**DIRECTIONS FOR THIS TASK:**
Restate all the material verbatim, except for the pictures.

Records about charts and figures
--------------------------------
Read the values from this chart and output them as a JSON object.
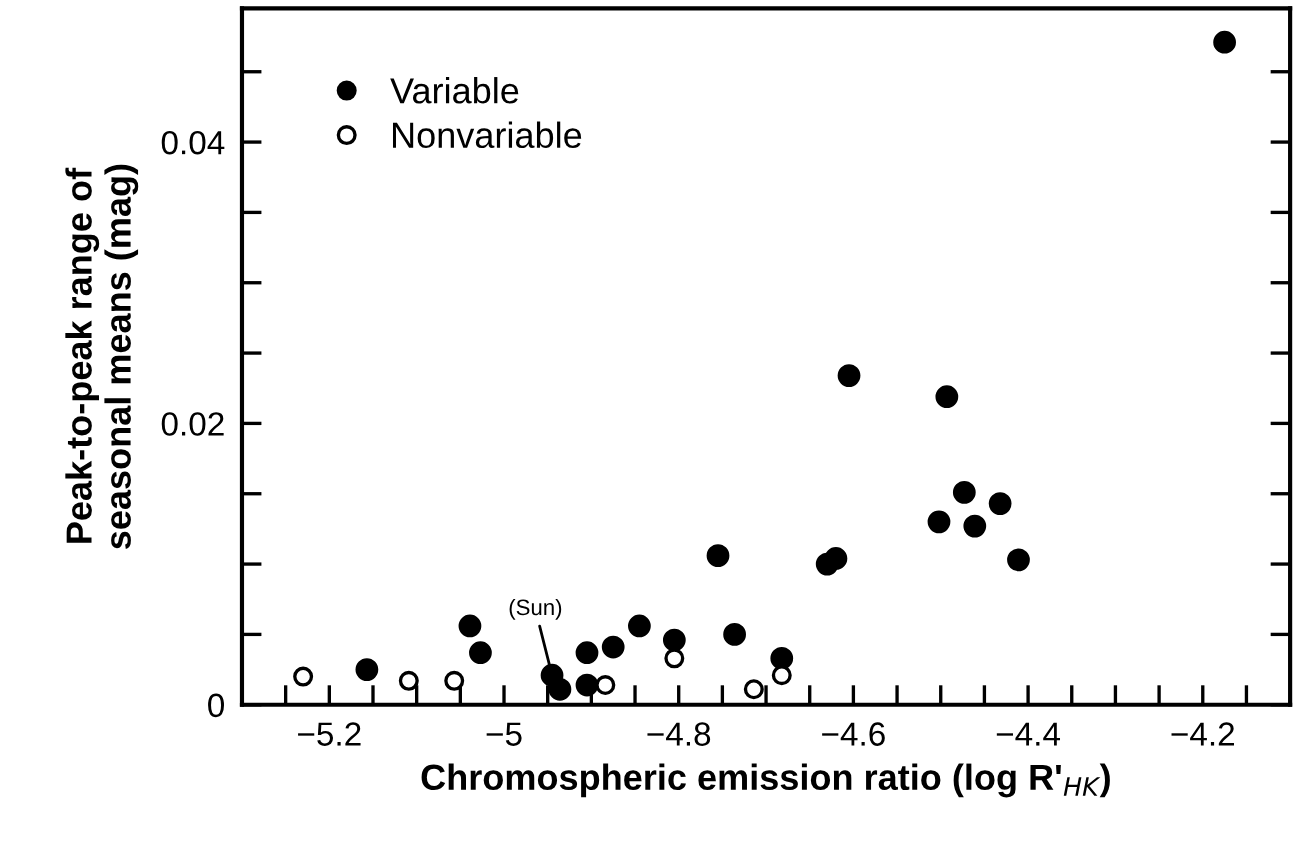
{
  "chart_data": {
    "type": "scatter",
    "xlabel": "Chromospheric emission ratio (log R'$_{HK}$)",
    "ylabel": "Peak-to-peak range of\nseasonal means (mag)",
    "xlim": [
      -5.3,
      -4.1
    ],
    "ylim": [
      0,
      0.0495
    ],
    "xticks": [
      {
        "value": -5.25,
        "label": null
      },
      -5.2,
      {
        "value": -5.15,
        "label": null
      },
      {
        "value": -5.1,
        "label": null
      },
      {
        "value": -5.05,
        "label": null
      },
      -5,
      {
        "value": -4.95,
        "label": null
      },
      {
        "value": -4.9,
        "label": null
      },
      {
        "value": -4.85,
        "label": null
      },
      -4.8,
      {
        "value": -4.75,
        "label": null
      },
      {
        "value": -4.7,
        "label": null
      },
      {
        "value": -4.65,
        "label": null
      },
      -4.6,
      {
        "value": -4.55,
        "label": null
      },
      {
        "value": -4.5,
        "label": null
      },
      {
        "value": -4.45,
        "label": null
      },
      -4.4,
      {
        "value": -4.35,
        "label": null
      },
      {
        "value": -4.3,
        "label": null
      },
      {
        "value": -4.25,
        "label": null
      },
      -4.2,
      {
        "value": -4.15,
        "label": null
      }
    ],
    "yticks": [
      0,
      {
        "value": 0.005,
        "label": null
      },
      {
        "value": 0.01,
        "label": null
      },
      {
        "value": 0.015,
        "label": null
      },
      0.02,
      {
        "value": 0.025,
        "label": null
      },
      {
        "value": 0.03,
        "label": null
      },
      {
        "value": 0.035,
        "label": null
      },
      0.04,
      {
        "value": 0.045,
        "label": null
      }
    ],
    "grid": false,
    "legend": "top left",
    "marker": "circle",
    "annotations": [
      {
        "text": "(Sun)",
        "x": -4.945,
        "y": 0.0021
      }
    ],
    "series": [
      {
        "name": "Variable",
        "color": "#000000",
        "x": [
          -4.175,
          -4.605,
          -4.493,
          -4.473,
          -4.432,
          -4.502,
          -4.461,
          -4.411,
          -4.63,
          -4.62,
          -4.755,
          -5.157,
          -5.039,
          -5.027,
          -4.945,
          -4.936,
          -4.905,
          -4.905,
          -4.875,
          -4.845,
          -4.805,
          -4.736,
          -4.682
        ],
        "values": [
          0.0471,
          0.0234,
          0.0219,
          0.0151,
          0.0143,
          0.013,
          0.0127,
          0.0103,
          0.01,
          0.0104,
          0.0106,
          0.0025,
          0.0056,
          0.0037,
          0.0021,
          0.0011,
          0.0037,
          0.0014,
          0.0041,
          0.0056,
          0.0046,
          0.005,
          0.0033
        ]
      },
      {
        "name": "Nonvariable",
        "color": "#ffffff",
        "x": [
          -5.23,
          -5.109,
          -5.057,
          -4.884,
          -4.805,
          -4.714,
          -4.682
        ],
        "values": [
          0.002,
          0.0017,
          0.0017,
          0.0014,
          0.0033,
          0.0011,
          0.0021
        ]
      }
    ]
  }
}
--------------------------------
**ANSWER FOR THIS EXERCISE:**
Read the values from this chart and output them as a JSON object.
{
  "chart_data": {
    "type": "scatter",
    "xlabel": "Chromospheric emission ratio (log R'$_{HK}$)",
    "ylabel": "Peak-to-peak range of\nseasonal means (mag)",
    "xlim": [
      -5.3,
      -4.1
    ],
    "ylim": [
      0,
      0.0495
    ],
    "xticks": [
      {
        "value": -5.25,
        "label": null
      },
      -5.2,
      {
        "value": -5.15,
        "label": null
      },
      {
        "value": -5.1,
        "label": null
      },
      {
        "value": -5.05,
        "label": null
      },
      -5,
      {
        "value": -4.95,
        "label": null
      },
      {
        "value": -4.9,
        "label": null
      },
      {
        "value": -4.85,
        "label": null
      },
      -4.8,
      {
        "value": -4.75,
        "label": null
      },
      {
        "value": -4.7,
        "label": null
      },
      {
        "value": -4.65,
        "label": null
      },
      -4.6,
      {
        "value": -4.55,
        "label": null
      },
      {
        "value": -4.5,
        "label": null
      },
      {
        "value": -4.45,
        "label": null
      },
      -4.4,
      {
        "value": -4.35,
        "label": null
      },
      {
        "value": -4.3,
        "label": null
      },
      {
        "value": -4.25,
        "label": null
      },
      -4.2,
      {
        "value": -4.15,
        "label": null
      }
    ],
    "yticks": [
      0,
      {
        "value": 0.005,
        "label": null
      },
      {
        "value": 0.01,
        "label": null
      },
      {
        "value": 0.015,
        "label": null
      },
      0.02,
      {
        "value": 0.025,
        "label": null
      },
      {
        "value": 0.03,
        "label": null
      },
      {
        "value": 0.035,
        "label": null
      },
      0.04,
      {
        "value": 0.045,
        "label": null
      }
    ],
    "grid": false,
    "legend": "top left",
    "marker": "circle",
    "annotations": [
      {
        "text": "(Sun)",
        "x": -4.945,
        "y": 0.0021
      }
    ],
    "series": [
      {
        "name": "Variable",
        "color": "#000000",
        "x": [
          -4.175,
          -4.605,
          -4.493,
          -4.473,
          -4.432,
          -4.502,
          -4.461,
          -4.411,
          -4.63,
          -4.62,
          -4.755,
          -5.157,
          -5.039,
          -5.027,
          -4.945,
          -4.936,
          -4.905,
          -4.905,
          -4.875,
          -4.845,
          -4.805,
          -4.736,
          -4.682
        ],
        "values": [
          0.0471,
          0.0234,
          0.0219,
          0.0151,
          0.0143,
          0.013,
          0.0127,
          0.0103,
          0.01,
          0.0104,
          0.0106,
          0.0025,
          0.0056,
          0.0037,
          0.0021,
          0.0011,
          0.0037,
          0.0014,
          0.0041,
          0.0056,
          0.0046,
          0.005,
          0.0033
        ]
      },
      {
        "name": "Nonvariable",
        "color": "#ffffff",
        "x": [
          -5.23,
          -5.109,
          -5.057,
          -4.884,
          -4.805,
          -4.714,
          -4.682
        ],
        "values": [
          0.002,
          0.0017,
          0.0017,
          0.0014,
          0.0033,
          0.0011,
          0.0021
        ]
      }
    ]
  }
}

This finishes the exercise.